[START Extracted entries]
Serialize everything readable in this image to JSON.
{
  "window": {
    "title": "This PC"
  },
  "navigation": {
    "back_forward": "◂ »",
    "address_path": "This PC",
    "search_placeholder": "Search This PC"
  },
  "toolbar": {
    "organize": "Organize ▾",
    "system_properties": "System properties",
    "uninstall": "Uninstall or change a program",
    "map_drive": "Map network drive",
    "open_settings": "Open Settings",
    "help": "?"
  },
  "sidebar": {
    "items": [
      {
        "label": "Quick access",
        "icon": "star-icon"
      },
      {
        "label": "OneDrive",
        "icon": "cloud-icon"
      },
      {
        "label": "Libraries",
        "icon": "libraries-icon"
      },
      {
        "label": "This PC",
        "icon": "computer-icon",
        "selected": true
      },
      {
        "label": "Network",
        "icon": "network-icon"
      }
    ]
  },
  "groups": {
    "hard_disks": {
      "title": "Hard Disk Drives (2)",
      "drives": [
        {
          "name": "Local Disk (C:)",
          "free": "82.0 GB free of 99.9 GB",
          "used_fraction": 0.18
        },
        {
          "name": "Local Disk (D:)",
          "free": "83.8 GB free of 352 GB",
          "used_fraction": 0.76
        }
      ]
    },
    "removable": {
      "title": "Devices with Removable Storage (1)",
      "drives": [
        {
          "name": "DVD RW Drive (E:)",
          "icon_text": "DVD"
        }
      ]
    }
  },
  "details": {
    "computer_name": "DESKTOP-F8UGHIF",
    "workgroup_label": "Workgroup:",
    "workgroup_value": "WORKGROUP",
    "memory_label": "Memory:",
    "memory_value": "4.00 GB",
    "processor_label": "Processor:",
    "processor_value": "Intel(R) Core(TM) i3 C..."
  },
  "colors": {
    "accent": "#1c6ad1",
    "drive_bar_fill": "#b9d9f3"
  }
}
[END Extracted entries]
■ **To be done**
Repeat the entries shown above, every one, word for word.

■ **Solution to the exercise**
Serialize everything readable in this image to JSON.
{
  "window": {
    "title": "This PC"
  },
  "navigation": {
    "back_forward": "◂ »",
    "address_path": "This PC",
    "search_placeholder": "Search This PC"
  },
  "toolbar": {
    "organize": "Organize ▾",
    "system_properties": "System properties",
    "uninstall": "Uninstall or change a program",
    "map_drive": "Map network drive",
    "open_settings": "Open Settings",
    "help": "?"
  },
  "sidebar": {
    "items": [
      {
        "label": "Quick access",
        "icon": "star-icon"
      },
      {
        "label": "OneDrive",
        "icon": "cloud-icon"
      },
      {
        "label": "Libraries",
        "icon": "libraries-icon"
      },
      {
        "label": "This PC",
        "icon": "computer-icon",
        "selected": true
      },
      {
        "label": "Network",
        "icon": "network-icon"
      }
    ]
  },
  "groups": {
    "hard_disks": {
      "title": "Hard Disk Drives (2)",
      "drives": [
        {
          "name": "Local Disk (C:)",
          "free": "82.0 GB free of 99.9 GB",
          "used_fraction": 0.18
        },
        {
          "name": "Local Disk (D:)",
          "free": "83.8 GB free of 352 GB",
          "used_fraction": 0.76
        }
      ]
    },
    "removable": {
      "title": "Devices with Removable Storage (1)",
      "drives": [
        {
          "name": "DVD RW Drive (E:)",
          "icon_text": "DVD"
        }
      ]
    }
  },
  "details": {
    "computer_name": "DESKTOP-F8UGHIF",
    "workgroup_label": "Workgroup:",
    "workgroup_value": "WORKGROUP",
    "memory_label": "Memory:",
    "memory_value": "4.00 GB",
    "processor_label": "Processor:",
    "processor_value": "Intel(R) Core(TM) i3 C..."
  },
  "colors": {
    "accent": "#1c6ad1",
    "drive_bar_fill": "#b9d9f3"
  }
}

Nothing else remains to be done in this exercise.